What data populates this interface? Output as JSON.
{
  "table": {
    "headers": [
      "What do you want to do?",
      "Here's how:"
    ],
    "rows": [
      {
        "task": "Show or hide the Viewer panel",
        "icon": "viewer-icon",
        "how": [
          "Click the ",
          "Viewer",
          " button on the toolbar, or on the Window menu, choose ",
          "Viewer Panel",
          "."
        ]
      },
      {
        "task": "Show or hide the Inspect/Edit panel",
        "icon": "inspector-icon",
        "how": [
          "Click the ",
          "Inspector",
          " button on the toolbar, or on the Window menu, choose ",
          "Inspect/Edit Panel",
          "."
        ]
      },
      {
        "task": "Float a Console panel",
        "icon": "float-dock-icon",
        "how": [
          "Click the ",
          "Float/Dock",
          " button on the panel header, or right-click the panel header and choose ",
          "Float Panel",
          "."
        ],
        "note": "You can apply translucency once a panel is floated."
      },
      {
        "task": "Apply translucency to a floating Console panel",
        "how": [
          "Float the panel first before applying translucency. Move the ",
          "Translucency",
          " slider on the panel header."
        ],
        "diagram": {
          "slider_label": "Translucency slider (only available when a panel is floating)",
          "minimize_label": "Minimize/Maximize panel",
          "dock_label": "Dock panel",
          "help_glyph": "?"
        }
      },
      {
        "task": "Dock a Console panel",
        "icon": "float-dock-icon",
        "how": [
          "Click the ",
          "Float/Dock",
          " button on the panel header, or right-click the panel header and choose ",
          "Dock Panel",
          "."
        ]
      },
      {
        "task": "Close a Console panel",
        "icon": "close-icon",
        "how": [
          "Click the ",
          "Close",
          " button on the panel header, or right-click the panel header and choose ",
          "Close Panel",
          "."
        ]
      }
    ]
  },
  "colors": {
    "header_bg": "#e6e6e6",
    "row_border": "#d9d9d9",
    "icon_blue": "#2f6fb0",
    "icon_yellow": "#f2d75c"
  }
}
--------
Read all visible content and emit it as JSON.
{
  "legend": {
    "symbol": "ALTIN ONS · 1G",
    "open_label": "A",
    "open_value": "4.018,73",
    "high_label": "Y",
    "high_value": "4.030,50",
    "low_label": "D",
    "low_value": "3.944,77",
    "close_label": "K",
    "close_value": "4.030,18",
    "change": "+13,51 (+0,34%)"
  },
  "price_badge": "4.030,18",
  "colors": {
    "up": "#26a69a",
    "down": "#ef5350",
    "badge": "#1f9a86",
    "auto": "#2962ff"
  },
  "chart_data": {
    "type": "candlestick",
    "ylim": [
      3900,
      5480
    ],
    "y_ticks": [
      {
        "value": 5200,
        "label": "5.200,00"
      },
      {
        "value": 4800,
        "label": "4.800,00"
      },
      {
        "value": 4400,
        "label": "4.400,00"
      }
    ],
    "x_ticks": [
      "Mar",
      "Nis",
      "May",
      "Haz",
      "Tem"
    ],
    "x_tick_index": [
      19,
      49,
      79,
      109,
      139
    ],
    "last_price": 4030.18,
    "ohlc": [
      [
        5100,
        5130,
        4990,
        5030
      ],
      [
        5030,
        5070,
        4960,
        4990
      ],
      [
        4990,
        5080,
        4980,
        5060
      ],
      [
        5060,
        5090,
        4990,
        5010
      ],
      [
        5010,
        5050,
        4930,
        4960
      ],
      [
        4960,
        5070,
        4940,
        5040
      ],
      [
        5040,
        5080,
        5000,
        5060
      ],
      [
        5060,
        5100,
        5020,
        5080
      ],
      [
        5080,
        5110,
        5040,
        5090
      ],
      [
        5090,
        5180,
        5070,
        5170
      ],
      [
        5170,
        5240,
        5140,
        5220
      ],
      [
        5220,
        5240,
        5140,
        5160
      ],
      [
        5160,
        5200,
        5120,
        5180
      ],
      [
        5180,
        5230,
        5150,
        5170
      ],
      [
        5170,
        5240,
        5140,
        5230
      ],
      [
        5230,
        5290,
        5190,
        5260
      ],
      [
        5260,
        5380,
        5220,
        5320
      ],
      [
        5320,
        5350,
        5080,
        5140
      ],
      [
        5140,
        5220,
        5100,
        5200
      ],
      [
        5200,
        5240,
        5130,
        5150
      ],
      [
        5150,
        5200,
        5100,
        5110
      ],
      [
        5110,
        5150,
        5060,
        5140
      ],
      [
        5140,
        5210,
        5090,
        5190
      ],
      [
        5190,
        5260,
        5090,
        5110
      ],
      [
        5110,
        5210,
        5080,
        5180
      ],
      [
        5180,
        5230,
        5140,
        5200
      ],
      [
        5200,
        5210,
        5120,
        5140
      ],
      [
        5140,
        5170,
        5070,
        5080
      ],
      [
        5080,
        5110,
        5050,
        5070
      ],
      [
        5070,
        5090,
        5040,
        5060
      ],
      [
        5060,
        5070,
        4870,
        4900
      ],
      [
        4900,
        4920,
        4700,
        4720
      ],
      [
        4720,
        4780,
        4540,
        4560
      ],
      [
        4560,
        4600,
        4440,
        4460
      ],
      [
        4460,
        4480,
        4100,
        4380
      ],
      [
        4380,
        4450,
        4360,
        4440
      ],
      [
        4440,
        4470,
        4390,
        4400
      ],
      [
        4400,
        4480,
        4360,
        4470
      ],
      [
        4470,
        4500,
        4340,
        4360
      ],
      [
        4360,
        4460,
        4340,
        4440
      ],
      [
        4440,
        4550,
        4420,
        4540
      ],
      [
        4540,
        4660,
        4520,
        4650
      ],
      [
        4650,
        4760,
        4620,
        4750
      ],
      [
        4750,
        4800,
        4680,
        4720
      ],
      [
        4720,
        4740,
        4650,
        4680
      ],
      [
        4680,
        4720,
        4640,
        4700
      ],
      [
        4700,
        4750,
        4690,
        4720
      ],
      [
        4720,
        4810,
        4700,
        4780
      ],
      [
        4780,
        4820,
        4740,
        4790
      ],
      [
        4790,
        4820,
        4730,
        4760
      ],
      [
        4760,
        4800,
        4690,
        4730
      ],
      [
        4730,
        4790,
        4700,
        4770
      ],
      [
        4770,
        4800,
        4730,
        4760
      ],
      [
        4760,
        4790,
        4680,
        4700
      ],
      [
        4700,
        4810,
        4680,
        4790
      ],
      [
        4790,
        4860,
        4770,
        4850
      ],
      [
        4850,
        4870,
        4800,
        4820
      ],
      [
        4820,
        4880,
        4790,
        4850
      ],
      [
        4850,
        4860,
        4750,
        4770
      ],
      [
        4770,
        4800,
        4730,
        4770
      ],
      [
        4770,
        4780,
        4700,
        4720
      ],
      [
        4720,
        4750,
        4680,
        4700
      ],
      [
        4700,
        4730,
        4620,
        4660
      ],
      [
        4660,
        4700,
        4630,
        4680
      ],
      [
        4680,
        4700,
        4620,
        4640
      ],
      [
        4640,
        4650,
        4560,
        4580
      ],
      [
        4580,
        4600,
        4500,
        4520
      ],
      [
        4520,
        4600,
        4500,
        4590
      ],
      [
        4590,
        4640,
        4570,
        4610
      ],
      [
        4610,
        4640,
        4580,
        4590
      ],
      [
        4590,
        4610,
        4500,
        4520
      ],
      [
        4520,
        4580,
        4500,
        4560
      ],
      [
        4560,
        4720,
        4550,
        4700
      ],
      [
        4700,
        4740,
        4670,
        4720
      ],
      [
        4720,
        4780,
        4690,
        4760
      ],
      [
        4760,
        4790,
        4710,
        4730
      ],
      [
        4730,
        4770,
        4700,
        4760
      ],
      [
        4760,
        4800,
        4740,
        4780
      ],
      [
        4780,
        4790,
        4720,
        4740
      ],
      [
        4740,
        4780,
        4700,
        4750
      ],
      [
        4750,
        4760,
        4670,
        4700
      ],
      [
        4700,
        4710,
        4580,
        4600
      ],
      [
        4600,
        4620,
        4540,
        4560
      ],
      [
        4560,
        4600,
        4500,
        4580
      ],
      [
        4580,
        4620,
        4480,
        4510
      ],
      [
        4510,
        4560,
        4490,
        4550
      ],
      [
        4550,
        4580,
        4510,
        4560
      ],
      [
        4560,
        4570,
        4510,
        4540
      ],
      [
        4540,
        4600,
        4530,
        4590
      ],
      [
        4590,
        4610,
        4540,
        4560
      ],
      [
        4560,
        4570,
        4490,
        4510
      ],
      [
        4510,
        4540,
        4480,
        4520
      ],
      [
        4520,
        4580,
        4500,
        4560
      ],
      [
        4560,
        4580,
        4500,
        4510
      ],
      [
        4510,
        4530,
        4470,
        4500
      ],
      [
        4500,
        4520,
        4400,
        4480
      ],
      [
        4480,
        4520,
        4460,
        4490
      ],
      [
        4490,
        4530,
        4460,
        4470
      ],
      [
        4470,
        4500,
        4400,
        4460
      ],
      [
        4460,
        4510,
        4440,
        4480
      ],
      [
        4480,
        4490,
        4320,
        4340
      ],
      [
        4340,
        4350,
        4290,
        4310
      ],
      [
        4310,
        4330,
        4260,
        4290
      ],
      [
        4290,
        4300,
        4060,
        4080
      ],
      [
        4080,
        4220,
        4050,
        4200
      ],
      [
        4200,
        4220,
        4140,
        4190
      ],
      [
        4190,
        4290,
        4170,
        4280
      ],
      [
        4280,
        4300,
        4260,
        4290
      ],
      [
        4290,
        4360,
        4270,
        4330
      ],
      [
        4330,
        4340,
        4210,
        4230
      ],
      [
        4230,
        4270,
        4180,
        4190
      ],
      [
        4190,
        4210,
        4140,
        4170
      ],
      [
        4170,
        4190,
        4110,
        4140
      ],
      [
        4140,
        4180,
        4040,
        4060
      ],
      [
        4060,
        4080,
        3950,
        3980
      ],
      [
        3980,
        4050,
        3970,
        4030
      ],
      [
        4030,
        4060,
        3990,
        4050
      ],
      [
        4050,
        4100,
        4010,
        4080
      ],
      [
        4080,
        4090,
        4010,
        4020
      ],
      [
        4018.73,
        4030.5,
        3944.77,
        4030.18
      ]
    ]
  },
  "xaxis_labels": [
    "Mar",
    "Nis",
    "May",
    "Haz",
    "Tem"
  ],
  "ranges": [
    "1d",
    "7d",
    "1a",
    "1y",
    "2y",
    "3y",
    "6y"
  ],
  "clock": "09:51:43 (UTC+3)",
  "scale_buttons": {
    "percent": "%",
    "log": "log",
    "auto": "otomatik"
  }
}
--------
» **What the task asks**
Report all lines of the data above that include the string "slider".

» **Answer to this task**
          " slider on the panel header."
          "slider_label": "Translucency slider (only available when a panel is floating)",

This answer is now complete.